**TASK ITEM:**
Can you rewrite the rent review passage, starting with "But as Hoffmann" and going on through "[1978] 1 EGLR 93.", with "licensed restaurant" in place of "high-class public house"?

The question should be whether the arbitrator can find that the plaintiff is a
possible hypothetical tenant.

Mr
Lockhart-Mummery submitted that the answer to question 4 as reformulated is
‘No’. At the same time the arbitrator must have regard to the fact that in the
real world First Leisure occupies the Greyhound Hotel under a long lease. It
follows that the answer to question 5 is ‘Yes’. The hypothetical new lessee would
be one who is willing to take a lease of the extension on the footing that he
could (subject to obtaining the lessor’s consent) either sublet it to First
Leisure or use it for some purpose ancillary to the use of the Greyhound Hotel
— for instance as a flower shop or selling newspapers or magazines or something
of that sort. The market would thus be very restricted. That is reflected in
the rental value advanced by the expert engaged by First Leisure. He has
advised that the fair rent of the extension ascertained in accordance with the
rent review clause is only £11,000 pa. The expert engaged by Dorita has advised
that the fair rent is £60,000 pa.

The
construction contended for by Mr Lockhart-Mummery has what seems at first sight
a very surprising consequence. The prima facie purpose of a rent review
clause is to enable the landlord to recover an increased rent which will
reflect changes in the value of money and changes in the value of comparable
premises in the neighbourhood. Any increases which stem from the past
occupation of the premises by the lessee or from improvements he has made, or
from goodwill associated in his business, are to be disregarded. The purpose of
providing that the rent is to be assessed on the footing that the premises are
offered with vacant possession and without regard to the matters set out in
paras (a) to (d) of section 34(1) of the Landlord and Tenant Act
1954, is to ensure that the parties so far as practicable are notionally put in
the same position as they were when the rent was initially settled. The rent is
to be the best rent that would be expected to be obtained in the open market;
the effect of so providing is that special features which might make Dorita or
First Leisure an eager or a reluctant lessor or lessee are also disregarded.
But as Hoffmann J observed in Norwich Union Life Insurance Society v Trustee
Savings Banks Central Board
[1986] 1 EGLR 136* at p 137, there is ‘a
presumption that the hypothesis upon which the rent should be fixed upon a
review should bear as close a resemblance to reality as possible’. If Mr
Lockhart-Mummery is right, a fact which would have been a material factor in
ascertaining the initial rent, given that the lease contains a qualified
covenant not to use the extension otherwise than as a high-class public house
and a covenant to use the extension only as an extension to the Greyhound
Hotel, has to be left out of account on reviewing the rent.

*Editor’s
note: Also reported at (1977) 245 EG 657, [1978] 1 EGLR 93.

However, Mr
Lockhart-Mummery submitted that the question is concluded in his favour by the
unreported decision of the Court of Appeal, which was given on November 11 1977
upholding the decision of Donaldson J (as he then was) in F R Evans (Leeds)
Ltd
v English Electric Co Ltd (1977) 36 P&CR 185*. It is
important in understanding the judgment of Donaldson J and the judgment of
Browne LJ, who gave a leading judgment in the Court of Appeal, to have in mind
the precise question that fell to be decided and the context in which it arose.

**INFORMATION:**
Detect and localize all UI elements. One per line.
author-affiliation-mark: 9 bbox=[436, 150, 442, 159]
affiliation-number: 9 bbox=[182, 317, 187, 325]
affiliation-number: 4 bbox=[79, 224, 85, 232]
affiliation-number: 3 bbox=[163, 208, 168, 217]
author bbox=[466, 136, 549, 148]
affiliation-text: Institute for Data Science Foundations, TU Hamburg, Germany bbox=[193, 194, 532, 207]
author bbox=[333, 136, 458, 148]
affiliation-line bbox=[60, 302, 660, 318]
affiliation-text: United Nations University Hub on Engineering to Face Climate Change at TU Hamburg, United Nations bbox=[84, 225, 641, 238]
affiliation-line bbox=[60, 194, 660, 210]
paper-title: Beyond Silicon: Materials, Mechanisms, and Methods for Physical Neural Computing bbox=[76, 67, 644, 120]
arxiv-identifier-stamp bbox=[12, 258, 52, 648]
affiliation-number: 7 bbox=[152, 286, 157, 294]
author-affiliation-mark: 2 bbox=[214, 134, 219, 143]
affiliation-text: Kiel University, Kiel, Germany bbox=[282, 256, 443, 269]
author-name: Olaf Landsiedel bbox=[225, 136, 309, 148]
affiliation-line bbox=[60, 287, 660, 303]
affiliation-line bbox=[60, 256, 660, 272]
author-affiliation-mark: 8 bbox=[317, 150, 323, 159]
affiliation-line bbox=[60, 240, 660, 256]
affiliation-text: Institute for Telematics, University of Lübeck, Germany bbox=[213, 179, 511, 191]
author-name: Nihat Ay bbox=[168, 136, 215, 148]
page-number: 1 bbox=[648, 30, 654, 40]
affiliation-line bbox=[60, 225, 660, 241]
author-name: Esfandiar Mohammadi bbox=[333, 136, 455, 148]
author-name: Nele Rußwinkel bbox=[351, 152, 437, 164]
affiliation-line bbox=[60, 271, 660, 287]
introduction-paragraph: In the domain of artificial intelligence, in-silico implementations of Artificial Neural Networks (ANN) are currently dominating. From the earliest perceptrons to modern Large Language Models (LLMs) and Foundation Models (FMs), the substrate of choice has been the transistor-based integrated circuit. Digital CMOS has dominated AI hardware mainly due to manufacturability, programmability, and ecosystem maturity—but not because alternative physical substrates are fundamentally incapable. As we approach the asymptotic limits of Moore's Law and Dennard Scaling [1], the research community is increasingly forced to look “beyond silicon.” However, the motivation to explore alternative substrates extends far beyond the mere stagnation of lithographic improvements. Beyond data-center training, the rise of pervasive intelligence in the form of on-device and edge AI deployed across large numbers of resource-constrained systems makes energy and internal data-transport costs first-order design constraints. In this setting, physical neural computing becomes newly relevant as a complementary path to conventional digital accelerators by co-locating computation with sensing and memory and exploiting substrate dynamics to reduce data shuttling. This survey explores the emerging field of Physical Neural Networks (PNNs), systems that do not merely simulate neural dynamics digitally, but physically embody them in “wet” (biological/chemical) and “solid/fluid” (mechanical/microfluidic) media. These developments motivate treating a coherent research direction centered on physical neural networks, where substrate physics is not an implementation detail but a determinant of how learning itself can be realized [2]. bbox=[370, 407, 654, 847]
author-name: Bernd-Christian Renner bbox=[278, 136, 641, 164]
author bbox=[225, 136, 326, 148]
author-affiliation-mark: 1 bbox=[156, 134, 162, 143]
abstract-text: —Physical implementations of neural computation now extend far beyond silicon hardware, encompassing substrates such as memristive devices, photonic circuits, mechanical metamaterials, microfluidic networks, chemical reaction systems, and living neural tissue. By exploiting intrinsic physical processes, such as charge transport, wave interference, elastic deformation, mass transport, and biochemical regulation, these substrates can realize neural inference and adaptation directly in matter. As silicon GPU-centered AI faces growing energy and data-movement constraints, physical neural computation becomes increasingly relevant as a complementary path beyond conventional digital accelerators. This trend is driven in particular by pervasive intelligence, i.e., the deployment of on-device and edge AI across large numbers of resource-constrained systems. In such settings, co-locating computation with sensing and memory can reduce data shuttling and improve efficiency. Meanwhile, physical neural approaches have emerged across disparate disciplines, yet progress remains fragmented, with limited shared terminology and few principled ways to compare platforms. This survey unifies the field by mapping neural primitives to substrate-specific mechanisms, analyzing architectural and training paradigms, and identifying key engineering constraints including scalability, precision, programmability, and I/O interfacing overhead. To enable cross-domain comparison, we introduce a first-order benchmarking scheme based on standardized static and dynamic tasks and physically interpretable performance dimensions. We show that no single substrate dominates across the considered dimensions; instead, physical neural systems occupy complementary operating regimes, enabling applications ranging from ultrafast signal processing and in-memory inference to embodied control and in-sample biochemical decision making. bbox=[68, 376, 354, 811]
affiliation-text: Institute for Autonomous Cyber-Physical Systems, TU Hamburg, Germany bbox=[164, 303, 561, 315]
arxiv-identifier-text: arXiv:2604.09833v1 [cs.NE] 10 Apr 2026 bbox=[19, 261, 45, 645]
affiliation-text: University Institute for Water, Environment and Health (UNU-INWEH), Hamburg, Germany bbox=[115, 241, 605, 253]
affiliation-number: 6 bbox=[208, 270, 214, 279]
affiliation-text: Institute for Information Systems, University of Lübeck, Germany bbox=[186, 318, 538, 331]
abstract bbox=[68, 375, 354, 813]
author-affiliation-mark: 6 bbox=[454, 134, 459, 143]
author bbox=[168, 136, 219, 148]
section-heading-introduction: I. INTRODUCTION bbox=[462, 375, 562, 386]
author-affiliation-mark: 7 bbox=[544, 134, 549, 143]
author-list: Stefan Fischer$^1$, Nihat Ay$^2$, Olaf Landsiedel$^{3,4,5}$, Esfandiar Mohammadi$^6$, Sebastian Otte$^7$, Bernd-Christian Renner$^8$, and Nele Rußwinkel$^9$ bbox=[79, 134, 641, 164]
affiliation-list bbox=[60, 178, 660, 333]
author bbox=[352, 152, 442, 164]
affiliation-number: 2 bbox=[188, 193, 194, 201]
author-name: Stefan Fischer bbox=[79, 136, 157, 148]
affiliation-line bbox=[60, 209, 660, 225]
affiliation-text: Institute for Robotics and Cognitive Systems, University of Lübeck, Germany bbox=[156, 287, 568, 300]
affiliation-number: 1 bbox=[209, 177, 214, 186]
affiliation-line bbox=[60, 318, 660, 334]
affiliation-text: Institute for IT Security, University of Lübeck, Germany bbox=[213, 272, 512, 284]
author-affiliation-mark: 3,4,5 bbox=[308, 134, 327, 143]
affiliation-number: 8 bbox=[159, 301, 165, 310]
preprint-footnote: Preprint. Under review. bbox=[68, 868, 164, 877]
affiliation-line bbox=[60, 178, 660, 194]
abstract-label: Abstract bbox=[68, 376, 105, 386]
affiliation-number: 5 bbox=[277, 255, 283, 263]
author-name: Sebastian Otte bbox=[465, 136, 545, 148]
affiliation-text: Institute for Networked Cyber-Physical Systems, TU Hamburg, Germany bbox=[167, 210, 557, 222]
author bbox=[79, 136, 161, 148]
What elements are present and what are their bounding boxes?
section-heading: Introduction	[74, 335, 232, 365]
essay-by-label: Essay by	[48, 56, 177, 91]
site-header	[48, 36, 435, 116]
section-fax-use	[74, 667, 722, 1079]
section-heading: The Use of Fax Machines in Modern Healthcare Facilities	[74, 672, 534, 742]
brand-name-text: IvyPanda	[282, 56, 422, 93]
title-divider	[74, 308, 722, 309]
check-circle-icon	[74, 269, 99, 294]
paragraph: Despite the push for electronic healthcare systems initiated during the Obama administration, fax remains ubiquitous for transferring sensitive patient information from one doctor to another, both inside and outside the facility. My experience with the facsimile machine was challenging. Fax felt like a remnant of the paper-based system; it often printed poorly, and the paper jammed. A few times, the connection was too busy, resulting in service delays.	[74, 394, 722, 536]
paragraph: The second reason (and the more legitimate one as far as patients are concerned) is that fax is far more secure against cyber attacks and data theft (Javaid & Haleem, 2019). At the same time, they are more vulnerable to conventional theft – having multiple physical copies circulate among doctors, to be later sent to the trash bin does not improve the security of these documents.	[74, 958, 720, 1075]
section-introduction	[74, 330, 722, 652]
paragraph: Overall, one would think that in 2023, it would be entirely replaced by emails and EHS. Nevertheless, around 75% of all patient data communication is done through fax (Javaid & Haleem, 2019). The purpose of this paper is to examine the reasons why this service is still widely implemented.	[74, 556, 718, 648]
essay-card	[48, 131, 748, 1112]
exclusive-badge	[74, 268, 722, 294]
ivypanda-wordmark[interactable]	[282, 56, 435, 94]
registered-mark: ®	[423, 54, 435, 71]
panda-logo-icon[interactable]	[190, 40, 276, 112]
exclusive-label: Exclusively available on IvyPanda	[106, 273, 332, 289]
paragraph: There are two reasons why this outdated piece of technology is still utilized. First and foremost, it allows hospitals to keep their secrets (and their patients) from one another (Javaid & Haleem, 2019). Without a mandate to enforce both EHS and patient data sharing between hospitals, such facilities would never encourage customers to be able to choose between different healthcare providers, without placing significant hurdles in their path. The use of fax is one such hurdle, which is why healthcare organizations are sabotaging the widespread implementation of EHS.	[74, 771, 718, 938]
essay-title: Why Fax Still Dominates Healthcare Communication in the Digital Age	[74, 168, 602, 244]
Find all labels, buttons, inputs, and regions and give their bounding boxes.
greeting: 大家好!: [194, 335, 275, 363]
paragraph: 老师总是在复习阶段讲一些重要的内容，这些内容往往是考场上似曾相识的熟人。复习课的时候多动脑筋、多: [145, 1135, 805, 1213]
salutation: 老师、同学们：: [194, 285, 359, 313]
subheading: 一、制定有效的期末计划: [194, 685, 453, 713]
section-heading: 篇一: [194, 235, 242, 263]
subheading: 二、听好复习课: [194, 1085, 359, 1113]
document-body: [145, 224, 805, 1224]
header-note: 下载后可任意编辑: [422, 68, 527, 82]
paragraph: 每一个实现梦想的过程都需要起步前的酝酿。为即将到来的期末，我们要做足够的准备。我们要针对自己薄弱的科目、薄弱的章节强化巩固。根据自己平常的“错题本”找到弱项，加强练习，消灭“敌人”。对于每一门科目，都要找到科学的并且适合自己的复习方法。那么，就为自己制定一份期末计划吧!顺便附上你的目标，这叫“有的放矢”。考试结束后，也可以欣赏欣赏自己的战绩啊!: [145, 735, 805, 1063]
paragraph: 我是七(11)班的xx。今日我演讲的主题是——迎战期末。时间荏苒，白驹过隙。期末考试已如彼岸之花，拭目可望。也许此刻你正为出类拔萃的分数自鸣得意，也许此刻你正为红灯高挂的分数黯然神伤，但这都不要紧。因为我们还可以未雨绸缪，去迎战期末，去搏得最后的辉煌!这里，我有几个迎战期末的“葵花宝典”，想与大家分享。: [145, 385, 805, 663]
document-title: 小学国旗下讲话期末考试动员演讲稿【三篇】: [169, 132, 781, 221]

**SOLUTION TO THIS PROBLEM:**
But as Hoffmann J observed in Norwich Union Life Insurance Society v Trustee
Savings Banks Central Board
[1986] 1 EGLR 136* at p 137, there is ‘a
presumption that the hypothesis upon which the rent should be fixed upon a
review should bear as close a resemblance to reality as possible’. If Mr
Lockhart-Mummery is right, a fact which would have been a material factor in
ascertaining the initial rent, given that the lease contains a qualified
covenant not to use the extension otherwise than as a licensed restaurant
and a covenant to use the extension only as an extension to the Greyhound
Hotel, has to be left out of account on reviewing the rent.

*Editor’s
note: Also reported at (1977) 245 EG 657, [1978] 1 EGLR 93.